• _PROBLEM REQUIREMENTS_
Extract every line that includes the string "Miners".
◆ ◆ ◆ ◆ ◆
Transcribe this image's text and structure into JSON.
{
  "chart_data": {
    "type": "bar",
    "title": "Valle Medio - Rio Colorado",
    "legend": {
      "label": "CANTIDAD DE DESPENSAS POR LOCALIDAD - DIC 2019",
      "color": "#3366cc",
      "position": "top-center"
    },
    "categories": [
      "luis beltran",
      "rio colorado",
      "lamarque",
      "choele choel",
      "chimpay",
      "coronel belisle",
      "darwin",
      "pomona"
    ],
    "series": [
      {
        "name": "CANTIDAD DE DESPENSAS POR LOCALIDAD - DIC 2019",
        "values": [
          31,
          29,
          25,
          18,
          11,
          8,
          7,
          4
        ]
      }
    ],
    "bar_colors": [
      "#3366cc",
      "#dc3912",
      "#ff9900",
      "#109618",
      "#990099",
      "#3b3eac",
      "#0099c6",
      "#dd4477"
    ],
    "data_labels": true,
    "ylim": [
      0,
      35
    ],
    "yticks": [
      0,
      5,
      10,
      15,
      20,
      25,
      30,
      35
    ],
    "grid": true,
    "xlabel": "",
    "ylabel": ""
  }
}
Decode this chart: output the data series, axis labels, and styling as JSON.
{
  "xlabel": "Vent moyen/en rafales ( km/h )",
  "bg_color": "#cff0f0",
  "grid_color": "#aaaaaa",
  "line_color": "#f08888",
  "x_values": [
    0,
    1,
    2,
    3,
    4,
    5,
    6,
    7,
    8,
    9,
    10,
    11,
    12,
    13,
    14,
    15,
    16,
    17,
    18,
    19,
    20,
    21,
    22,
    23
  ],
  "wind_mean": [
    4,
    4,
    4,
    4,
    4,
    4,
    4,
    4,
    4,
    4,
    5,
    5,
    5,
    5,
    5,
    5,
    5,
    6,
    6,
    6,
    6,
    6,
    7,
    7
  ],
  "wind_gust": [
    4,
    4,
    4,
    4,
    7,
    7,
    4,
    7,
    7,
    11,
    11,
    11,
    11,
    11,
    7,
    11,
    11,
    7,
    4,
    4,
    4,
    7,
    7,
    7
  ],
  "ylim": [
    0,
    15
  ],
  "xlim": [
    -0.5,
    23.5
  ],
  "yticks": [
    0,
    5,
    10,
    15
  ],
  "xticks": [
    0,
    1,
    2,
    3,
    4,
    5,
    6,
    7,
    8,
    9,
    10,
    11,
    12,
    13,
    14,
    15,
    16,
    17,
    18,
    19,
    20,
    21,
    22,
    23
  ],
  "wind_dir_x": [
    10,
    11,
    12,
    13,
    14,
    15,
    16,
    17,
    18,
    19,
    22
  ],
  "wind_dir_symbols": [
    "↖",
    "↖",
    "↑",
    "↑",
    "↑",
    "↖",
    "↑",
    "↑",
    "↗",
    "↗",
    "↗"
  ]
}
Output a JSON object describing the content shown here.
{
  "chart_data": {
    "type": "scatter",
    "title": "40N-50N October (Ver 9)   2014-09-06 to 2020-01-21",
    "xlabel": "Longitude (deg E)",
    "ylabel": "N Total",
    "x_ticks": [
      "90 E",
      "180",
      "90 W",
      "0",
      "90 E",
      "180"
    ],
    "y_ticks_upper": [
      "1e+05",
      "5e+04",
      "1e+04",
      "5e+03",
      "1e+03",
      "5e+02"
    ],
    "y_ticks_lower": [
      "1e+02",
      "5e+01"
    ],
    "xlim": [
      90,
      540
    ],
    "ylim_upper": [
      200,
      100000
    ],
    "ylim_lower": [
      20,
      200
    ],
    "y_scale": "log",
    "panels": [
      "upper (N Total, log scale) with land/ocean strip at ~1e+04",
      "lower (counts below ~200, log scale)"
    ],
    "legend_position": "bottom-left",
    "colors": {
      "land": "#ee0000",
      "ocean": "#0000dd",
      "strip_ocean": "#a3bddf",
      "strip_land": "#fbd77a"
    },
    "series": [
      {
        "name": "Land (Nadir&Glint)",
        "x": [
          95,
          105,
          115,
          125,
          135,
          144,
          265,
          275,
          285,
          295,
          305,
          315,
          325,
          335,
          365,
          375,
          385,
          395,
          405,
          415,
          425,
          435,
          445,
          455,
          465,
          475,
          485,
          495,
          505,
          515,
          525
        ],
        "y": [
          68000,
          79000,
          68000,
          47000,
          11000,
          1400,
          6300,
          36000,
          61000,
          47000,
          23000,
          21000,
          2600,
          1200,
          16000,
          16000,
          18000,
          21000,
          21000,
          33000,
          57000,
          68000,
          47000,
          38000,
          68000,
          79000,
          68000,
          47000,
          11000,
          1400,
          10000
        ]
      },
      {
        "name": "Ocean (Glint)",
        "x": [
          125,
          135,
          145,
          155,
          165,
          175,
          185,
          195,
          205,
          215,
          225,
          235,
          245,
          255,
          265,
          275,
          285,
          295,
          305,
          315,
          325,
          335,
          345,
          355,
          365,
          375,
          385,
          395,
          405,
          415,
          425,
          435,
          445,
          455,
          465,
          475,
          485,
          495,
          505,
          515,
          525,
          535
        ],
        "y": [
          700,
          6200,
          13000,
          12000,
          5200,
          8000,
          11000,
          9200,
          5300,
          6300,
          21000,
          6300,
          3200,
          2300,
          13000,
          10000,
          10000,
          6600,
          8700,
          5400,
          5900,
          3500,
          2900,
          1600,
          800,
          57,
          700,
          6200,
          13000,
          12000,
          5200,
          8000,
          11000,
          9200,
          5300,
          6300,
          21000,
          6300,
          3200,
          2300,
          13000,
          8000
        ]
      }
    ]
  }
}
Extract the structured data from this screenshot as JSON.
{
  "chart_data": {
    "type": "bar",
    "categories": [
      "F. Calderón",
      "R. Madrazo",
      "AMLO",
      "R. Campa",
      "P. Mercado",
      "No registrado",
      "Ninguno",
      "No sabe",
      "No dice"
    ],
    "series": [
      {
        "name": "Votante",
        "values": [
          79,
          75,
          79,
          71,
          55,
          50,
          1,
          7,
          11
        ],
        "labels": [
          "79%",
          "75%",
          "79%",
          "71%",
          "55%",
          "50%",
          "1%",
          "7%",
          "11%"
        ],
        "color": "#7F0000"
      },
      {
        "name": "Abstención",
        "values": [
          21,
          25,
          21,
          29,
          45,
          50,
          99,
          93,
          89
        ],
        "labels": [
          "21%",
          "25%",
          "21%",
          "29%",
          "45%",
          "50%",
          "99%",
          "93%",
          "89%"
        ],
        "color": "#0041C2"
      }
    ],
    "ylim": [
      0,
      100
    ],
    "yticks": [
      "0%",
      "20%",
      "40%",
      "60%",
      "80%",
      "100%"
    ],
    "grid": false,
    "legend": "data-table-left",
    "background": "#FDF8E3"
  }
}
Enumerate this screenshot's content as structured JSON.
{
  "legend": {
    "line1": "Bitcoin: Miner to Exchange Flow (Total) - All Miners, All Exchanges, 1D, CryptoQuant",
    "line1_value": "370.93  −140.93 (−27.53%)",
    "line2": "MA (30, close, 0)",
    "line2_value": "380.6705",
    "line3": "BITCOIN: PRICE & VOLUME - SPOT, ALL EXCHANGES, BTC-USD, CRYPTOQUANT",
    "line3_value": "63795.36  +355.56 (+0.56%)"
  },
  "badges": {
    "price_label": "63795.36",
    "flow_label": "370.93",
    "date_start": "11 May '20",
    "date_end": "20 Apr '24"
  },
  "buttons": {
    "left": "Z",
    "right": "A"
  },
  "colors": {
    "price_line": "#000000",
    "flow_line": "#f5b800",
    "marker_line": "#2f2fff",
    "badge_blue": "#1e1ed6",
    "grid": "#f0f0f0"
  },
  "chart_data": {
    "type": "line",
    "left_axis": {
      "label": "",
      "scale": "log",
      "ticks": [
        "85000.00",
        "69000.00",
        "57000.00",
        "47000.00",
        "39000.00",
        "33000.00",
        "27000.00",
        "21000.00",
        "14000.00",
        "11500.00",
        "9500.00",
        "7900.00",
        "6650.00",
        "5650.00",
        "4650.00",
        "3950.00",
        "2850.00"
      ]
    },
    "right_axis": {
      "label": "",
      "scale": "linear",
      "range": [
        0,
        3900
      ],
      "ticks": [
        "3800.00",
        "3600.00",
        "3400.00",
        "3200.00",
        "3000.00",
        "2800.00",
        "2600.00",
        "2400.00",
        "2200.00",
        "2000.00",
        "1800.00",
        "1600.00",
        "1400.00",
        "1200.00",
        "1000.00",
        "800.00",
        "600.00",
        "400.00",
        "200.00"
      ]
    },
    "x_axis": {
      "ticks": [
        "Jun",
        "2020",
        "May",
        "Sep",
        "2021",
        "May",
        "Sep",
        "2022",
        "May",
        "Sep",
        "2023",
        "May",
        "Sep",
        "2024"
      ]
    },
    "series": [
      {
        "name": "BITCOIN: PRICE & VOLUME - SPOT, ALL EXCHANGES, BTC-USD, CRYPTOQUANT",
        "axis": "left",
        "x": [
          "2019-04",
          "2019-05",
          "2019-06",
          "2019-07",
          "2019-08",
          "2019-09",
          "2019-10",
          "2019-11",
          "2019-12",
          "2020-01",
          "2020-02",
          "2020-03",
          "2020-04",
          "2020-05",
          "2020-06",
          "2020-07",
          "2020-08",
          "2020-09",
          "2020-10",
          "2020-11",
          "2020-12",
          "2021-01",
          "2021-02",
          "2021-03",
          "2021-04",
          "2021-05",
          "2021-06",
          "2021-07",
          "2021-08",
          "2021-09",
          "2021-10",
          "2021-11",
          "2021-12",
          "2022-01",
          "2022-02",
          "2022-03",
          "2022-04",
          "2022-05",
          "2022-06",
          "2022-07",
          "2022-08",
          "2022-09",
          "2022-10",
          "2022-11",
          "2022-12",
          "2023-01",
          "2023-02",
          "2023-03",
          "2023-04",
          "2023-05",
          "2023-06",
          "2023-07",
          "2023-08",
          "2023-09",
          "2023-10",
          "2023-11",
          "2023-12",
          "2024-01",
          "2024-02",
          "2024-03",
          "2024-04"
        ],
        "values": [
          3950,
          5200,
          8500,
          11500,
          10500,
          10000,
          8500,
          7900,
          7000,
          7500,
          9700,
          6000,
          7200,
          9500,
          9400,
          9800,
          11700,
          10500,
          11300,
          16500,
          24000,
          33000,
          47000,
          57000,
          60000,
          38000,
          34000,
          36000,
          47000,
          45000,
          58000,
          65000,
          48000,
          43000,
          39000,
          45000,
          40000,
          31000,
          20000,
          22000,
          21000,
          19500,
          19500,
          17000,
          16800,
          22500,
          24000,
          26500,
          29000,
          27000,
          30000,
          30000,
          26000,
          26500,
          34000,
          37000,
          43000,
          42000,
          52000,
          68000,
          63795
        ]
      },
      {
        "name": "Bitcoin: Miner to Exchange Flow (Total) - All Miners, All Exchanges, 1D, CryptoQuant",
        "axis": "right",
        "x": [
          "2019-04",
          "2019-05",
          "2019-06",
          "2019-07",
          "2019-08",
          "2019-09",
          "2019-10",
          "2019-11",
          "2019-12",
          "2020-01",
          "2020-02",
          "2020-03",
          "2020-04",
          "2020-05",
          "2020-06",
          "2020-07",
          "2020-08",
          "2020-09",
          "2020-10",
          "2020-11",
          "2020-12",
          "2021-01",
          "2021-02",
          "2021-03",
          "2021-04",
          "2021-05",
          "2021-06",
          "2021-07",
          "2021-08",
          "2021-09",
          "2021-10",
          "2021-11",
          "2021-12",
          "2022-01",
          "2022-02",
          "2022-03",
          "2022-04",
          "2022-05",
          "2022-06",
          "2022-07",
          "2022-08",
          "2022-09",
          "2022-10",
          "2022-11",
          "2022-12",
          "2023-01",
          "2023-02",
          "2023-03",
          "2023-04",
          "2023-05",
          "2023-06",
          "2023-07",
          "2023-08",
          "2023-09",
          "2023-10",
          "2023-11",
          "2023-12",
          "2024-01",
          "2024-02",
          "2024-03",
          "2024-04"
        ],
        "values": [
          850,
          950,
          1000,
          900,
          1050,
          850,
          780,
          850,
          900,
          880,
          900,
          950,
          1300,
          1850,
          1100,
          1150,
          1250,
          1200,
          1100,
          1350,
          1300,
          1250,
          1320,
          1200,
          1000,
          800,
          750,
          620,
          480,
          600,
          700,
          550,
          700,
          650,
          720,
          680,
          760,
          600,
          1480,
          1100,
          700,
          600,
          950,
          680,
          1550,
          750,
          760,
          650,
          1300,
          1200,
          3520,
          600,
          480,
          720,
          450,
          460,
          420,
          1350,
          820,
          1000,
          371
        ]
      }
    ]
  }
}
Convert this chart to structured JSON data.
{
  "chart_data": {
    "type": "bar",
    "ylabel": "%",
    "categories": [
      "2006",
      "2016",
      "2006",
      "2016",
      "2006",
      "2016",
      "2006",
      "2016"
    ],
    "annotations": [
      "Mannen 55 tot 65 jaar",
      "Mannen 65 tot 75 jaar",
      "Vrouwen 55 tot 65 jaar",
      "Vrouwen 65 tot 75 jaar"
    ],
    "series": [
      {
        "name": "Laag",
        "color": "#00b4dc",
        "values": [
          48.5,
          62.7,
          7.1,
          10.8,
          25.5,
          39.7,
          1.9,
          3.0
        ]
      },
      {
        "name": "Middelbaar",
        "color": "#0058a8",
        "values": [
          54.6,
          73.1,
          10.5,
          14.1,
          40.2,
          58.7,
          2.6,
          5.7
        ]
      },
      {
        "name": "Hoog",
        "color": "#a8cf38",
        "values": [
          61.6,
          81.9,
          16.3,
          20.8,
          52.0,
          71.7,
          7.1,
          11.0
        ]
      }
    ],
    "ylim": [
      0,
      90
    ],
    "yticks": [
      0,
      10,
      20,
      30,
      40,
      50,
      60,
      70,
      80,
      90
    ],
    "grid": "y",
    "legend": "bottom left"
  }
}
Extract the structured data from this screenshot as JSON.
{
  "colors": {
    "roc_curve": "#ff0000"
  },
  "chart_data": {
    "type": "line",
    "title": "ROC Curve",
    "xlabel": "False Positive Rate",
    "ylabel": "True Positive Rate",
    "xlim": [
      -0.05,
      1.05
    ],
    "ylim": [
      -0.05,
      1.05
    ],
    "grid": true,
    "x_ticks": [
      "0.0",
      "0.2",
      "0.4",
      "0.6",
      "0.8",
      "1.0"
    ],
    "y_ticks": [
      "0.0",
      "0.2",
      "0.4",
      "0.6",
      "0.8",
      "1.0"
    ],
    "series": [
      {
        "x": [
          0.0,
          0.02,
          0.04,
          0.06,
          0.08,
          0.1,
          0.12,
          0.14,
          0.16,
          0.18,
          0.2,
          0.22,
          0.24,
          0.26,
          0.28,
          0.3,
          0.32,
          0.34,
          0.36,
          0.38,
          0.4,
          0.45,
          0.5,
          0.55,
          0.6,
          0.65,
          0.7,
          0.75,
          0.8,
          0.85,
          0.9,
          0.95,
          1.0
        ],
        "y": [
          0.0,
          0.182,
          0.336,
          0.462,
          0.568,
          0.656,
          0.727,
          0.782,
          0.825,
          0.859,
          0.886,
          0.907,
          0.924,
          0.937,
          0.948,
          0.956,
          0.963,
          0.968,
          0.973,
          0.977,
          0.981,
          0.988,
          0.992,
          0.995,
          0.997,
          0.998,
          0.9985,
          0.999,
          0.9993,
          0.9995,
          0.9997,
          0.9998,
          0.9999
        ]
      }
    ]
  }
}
◆ ◆ ◆ ◆ ◆
• _FULL ANSWER_
    "line1": "Bitcoin: Miner to Exchange Flow (Total) - All Miners, All Exchanges, 1D, CryptoQuant",
        "name": "Bitcoin: Miner to Exchange Flow (Total) - All Miners, All Exchanges, 1D, CryptoQuant",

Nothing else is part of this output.